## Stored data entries
○ ○ ○ ○ ○

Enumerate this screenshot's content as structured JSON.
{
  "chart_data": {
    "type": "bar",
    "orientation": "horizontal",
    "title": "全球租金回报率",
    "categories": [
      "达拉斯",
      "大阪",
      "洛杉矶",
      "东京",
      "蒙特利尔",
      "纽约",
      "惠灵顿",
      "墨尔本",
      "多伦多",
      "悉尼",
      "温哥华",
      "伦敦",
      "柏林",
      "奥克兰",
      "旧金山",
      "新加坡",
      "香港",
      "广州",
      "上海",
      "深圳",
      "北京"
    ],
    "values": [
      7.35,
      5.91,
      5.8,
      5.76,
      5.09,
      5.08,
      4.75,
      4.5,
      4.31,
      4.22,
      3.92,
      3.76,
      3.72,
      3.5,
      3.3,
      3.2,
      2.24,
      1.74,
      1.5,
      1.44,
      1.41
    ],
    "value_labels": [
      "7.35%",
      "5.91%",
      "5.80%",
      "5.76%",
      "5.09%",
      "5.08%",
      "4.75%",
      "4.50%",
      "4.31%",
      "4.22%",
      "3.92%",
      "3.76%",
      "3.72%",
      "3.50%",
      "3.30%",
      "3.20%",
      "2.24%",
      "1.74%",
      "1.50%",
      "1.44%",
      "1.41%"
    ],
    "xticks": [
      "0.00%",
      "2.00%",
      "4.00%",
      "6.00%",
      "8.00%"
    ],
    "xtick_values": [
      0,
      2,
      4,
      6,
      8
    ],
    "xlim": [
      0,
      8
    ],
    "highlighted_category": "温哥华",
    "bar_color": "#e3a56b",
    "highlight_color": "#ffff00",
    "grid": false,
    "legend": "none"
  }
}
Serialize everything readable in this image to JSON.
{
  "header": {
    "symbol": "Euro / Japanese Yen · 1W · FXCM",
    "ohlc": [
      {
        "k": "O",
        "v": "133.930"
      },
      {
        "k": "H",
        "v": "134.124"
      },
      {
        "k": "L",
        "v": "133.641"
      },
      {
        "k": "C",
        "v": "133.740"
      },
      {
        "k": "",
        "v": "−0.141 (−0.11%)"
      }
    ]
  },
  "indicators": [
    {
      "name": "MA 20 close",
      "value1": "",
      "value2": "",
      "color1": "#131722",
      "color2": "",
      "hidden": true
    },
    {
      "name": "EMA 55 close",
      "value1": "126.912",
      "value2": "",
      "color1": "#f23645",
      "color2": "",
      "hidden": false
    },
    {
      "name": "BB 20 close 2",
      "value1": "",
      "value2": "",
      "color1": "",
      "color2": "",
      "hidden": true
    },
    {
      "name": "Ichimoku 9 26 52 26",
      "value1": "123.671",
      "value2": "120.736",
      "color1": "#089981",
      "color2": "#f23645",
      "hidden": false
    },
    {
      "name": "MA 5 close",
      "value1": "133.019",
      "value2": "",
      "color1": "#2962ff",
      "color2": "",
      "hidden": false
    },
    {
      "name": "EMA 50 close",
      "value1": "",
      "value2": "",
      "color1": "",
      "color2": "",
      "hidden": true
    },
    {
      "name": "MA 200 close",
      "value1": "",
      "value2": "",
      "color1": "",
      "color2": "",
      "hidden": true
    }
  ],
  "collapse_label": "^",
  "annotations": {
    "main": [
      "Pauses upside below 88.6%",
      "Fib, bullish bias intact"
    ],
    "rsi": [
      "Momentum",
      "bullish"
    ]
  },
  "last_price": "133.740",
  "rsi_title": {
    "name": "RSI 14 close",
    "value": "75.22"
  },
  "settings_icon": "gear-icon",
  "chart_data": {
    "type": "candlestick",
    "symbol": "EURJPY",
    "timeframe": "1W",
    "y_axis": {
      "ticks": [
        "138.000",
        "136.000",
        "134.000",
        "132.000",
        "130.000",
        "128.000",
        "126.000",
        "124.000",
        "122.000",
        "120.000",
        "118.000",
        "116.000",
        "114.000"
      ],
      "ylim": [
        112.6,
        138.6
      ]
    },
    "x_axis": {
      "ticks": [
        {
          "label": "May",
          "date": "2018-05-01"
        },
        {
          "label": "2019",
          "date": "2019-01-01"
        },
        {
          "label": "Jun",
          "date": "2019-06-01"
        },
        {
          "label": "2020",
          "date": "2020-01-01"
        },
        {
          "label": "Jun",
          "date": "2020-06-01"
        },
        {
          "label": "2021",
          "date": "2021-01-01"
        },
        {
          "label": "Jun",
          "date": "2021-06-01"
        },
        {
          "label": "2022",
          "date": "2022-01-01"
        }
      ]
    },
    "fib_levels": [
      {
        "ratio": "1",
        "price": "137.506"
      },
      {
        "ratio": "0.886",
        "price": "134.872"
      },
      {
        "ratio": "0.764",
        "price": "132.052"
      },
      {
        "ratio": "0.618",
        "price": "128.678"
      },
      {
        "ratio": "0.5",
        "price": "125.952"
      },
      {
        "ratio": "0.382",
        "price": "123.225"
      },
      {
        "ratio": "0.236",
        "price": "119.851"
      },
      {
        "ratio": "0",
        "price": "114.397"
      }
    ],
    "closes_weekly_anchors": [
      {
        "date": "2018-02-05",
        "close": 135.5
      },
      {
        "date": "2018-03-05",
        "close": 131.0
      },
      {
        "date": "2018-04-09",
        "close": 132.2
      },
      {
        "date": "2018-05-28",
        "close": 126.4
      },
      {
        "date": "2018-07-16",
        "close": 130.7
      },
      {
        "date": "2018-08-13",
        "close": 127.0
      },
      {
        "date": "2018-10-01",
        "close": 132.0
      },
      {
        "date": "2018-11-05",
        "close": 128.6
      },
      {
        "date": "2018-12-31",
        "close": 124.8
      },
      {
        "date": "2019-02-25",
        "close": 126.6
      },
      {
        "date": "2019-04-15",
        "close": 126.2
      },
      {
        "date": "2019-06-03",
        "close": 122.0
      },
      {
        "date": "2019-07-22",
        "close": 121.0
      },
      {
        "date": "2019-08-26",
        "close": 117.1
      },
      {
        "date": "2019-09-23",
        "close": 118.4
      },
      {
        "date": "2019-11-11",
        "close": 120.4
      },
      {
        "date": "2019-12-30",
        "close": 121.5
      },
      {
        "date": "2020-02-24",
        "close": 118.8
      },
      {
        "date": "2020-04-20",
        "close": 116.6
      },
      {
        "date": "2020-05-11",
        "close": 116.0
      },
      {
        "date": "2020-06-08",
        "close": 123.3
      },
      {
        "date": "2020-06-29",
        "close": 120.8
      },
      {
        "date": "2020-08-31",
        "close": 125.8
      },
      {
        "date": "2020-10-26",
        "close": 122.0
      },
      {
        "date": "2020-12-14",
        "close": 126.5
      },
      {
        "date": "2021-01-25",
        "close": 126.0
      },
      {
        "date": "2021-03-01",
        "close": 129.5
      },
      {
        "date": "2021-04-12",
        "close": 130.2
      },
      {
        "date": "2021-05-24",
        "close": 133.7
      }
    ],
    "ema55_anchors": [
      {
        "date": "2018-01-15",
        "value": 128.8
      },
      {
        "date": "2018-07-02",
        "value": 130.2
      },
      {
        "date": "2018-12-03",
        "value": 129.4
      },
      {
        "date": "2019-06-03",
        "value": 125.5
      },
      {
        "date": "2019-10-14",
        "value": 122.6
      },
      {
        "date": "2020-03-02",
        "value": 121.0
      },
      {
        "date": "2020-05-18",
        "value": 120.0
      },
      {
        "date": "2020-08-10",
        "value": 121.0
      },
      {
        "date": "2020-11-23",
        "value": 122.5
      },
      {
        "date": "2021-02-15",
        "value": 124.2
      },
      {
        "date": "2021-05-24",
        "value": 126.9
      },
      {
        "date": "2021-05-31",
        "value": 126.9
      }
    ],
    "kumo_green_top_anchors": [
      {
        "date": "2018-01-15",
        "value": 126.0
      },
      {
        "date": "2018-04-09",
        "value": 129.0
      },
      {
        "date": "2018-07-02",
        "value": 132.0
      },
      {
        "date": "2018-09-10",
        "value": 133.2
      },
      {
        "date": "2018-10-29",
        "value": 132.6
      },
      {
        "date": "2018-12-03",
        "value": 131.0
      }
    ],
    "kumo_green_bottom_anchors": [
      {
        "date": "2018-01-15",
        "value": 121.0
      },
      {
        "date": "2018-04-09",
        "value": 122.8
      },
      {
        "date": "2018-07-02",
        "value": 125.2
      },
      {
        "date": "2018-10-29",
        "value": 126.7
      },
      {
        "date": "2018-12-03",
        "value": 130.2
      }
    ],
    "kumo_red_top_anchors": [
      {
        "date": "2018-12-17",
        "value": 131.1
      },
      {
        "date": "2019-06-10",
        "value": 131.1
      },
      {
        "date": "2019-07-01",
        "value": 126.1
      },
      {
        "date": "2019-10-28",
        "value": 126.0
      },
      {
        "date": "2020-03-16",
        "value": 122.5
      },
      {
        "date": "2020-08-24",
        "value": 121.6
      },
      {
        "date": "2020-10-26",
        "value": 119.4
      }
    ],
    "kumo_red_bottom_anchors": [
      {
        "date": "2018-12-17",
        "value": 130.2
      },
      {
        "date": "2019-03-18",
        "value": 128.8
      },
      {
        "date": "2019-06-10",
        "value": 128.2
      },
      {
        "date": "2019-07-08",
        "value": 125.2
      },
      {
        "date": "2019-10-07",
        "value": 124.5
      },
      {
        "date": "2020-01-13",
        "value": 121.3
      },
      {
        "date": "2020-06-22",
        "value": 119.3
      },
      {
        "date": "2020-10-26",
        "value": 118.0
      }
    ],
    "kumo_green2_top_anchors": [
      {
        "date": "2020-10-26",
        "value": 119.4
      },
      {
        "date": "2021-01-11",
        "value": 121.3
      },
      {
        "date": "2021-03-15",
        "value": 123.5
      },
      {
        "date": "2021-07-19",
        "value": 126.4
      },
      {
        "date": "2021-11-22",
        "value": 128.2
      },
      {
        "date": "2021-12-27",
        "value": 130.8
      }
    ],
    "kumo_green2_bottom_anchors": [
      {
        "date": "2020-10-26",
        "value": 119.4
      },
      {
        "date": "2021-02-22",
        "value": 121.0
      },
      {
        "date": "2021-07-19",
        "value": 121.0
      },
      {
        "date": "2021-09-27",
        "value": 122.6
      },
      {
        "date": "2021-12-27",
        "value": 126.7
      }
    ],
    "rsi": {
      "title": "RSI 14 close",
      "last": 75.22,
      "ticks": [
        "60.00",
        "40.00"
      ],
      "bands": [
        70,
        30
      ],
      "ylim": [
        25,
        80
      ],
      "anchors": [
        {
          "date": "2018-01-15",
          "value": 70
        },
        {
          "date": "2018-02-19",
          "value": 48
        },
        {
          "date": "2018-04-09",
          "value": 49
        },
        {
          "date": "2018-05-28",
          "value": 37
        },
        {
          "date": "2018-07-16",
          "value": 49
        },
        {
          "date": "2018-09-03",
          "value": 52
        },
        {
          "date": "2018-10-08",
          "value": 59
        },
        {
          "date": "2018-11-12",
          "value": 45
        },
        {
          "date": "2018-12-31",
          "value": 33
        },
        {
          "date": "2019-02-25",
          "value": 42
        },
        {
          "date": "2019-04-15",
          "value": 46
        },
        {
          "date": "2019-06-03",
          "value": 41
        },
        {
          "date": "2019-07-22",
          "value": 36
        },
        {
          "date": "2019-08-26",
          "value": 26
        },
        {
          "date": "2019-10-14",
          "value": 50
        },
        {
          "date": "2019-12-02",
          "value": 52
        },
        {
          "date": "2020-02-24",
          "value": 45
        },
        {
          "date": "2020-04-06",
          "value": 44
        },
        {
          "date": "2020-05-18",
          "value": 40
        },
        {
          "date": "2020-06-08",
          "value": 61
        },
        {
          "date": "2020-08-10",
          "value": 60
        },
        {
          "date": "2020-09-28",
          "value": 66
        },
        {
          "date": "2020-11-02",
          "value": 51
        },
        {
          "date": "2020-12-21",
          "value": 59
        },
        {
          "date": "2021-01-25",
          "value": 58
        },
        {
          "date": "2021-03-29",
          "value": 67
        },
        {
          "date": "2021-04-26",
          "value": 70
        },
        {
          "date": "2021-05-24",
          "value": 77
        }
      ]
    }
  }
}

○ ○ ○ ○ ○

## What is required
Find every line in the records above that holds the word "symbol", and copy each one.

## Answer below
    "symbol": "Euro / Japanese Yen · 1W · FXCM",
    "symbol": "EURJPY",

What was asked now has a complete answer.